-- Work to do --
From the entries below, copy every line that holds the word "Sales".

-- Recorded data --
******
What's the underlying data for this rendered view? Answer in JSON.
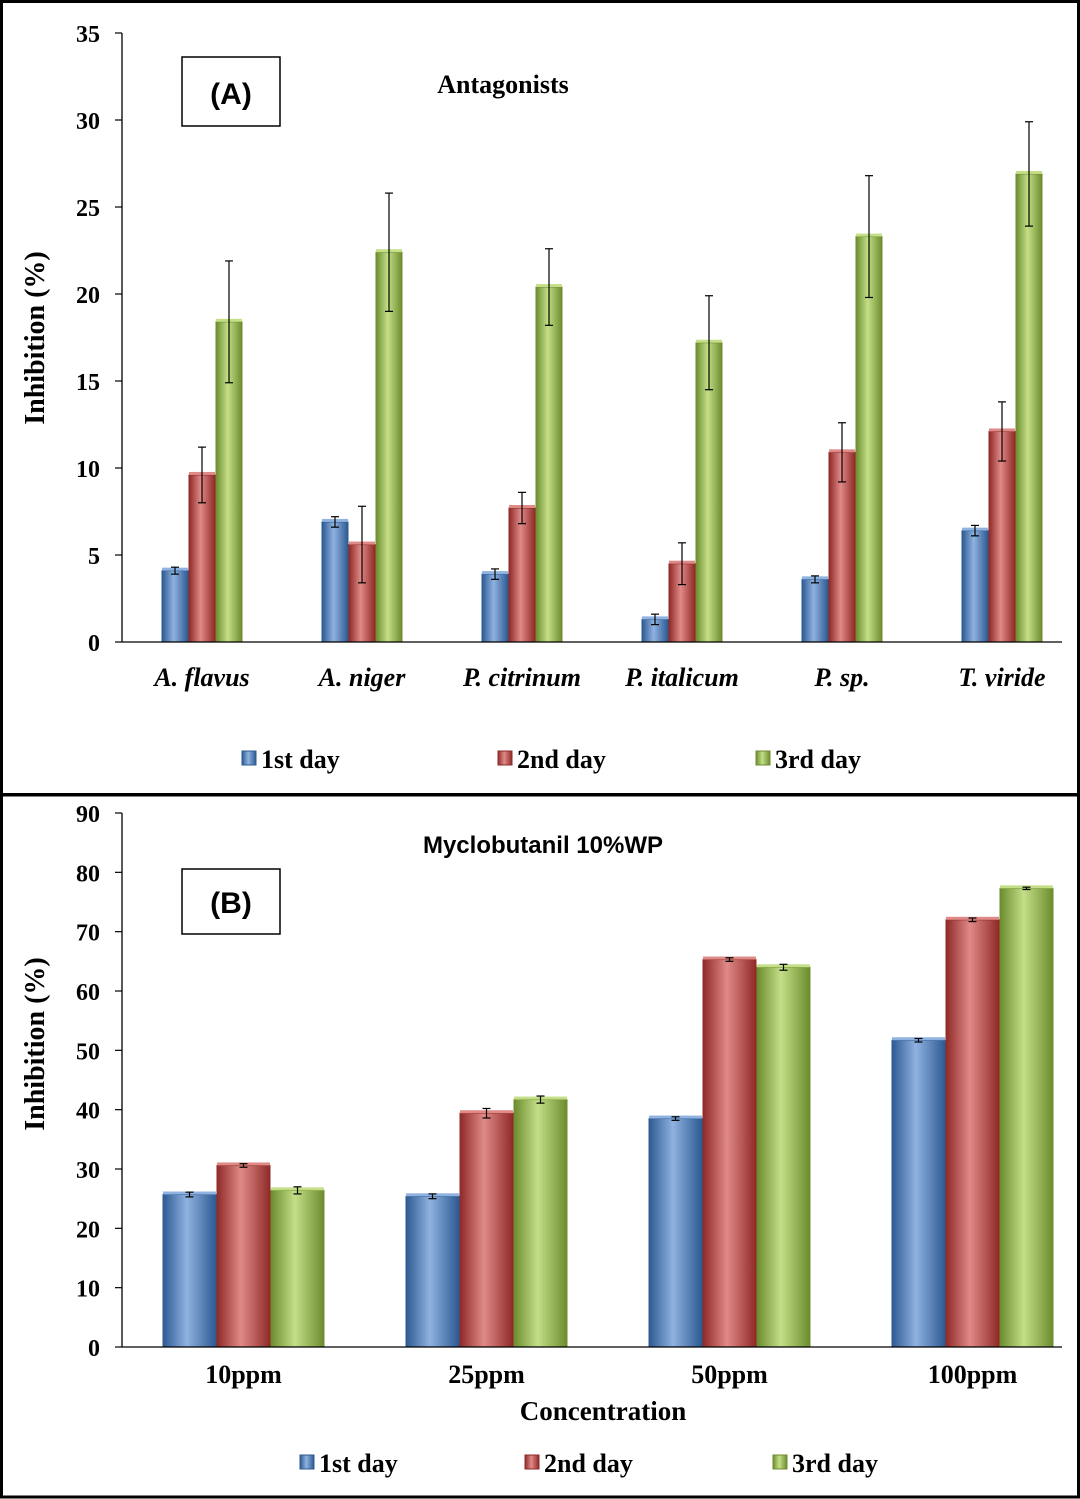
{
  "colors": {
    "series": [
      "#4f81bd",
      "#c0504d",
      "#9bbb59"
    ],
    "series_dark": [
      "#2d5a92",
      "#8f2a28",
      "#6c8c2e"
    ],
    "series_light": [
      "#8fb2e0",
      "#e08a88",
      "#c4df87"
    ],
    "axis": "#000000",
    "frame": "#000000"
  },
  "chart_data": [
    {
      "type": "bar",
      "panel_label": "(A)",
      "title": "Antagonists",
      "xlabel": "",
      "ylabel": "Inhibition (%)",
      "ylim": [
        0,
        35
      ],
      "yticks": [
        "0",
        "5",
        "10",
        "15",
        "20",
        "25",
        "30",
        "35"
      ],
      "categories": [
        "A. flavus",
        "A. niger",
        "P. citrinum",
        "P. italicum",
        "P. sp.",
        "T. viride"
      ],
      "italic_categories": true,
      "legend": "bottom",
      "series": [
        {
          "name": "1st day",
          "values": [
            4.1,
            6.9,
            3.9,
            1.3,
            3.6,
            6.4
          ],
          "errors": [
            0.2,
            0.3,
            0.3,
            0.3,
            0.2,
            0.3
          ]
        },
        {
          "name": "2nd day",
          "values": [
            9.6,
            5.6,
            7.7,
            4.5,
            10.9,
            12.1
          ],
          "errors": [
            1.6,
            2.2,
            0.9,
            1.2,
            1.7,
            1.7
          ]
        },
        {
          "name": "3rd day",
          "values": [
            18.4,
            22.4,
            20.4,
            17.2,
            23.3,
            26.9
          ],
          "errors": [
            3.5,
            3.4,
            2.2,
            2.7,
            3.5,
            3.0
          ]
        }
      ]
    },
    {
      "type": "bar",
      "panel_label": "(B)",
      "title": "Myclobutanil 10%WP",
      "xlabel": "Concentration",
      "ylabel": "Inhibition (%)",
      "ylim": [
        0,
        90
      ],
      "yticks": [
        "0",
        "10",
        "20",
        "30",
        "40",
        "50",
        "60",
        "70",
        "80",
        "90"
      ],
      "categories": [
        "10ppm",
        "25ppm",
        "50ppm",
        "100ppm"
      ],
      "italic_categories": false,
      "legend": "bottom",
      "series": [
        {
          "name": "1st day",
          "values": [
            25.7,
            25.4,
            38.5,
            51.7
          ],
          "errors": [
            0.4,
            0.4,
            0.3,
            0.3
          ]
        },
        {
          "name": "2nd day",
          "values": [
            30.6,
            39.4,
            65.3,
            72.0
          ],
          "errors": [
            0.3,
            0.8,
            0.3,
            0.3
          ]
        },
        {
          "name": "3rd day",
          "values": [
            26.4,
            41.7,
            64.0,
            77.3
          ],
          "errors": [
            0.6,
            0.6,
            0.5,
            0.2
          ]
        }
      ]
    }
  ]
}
******
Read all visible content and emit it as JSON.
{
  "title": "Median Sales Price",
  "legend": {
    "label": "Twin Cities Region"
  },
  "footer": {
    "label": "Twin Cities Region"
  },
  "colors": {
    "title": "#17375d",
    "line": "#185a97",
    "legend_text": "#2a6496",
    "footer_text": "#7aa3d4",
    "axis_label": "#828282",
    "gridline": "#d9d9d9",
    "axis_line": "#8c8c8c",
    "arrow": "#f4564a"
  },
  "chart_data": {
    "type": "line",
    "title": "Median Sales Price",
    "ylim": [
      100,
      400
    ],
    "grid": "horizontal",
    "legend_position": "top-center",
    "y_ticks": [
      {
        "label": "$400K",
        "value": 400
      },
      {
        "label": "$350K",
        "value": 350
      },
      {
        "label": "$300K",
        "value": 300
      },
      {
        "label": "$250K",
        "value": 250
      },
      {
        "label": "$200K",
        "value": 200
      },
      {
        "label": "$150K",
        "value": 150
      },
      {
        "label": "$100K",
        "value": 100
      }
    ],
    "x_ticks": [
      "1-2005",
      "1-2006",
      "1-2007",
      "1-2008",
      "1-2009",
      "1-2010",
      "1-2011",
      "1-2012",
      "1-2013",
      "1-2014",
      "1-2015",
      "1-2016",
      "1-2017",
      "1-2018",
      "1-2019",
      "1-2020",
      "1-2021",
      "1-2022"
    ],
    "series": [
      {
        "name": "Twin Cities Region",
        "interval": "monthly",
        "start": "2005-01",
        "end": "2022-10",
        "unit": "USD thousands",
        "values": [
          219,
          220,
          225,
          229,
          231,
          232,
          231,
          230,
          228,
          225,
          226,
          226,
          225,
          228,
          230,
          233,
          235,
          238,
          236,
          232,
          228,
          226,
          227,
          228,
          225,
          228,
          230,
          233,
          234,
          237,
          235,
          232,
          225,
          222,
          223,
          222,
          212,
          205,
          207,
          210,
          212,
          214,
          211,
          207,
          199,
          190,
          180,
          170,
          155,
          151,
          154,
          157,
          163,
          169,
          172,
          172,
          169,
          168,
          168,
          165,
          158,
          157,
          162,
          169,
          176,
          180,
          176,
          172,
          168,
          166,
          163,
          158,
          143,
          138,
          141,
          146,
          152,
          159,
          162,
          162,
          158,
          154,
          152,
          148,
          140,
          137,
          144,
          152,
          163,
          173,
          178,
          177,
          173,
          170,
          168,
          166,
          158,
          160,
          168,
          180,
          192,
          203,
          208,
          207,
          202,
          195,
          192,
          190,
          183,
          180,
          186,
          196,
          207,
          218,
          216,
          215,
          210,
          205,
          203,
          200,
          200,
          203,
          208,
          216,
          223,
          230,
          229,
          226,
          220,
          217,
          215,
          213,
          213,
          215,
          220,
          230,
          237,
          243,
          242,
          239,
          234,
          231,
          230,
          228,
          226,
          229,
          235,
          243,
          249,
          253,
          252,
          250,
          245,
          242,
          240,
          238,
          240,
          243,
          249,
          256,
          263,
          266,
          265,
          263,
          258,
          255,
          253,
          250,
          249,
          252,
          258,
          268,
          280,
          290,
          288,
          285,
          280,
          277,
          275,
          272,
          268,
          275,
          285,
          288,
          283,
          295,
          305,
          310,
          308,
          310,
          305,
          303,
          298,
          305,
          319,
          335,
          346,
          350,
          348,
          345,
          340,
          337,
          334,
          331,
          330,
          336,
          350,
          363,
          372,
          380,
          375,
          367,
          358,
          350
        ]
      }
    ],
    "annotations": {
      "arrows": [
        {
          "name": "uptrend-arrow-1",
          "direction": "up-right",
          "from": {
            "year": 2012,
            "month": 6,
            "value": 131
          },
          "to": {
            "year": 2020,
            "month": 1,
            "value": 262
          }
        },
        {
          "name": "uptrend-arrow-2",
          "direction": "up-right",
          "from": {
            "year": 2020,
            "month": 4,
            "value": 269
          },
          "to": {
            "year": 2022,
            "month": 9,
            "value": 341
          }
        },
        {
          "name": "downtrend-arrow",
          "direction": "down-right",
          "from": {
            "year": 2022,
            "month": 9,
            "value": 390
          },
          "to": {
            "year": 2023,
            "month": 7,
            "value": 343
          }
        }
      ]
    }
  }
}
******
-- Correct answer --
  "title": "Median Sales Price",
    "title": "Median Sales Price",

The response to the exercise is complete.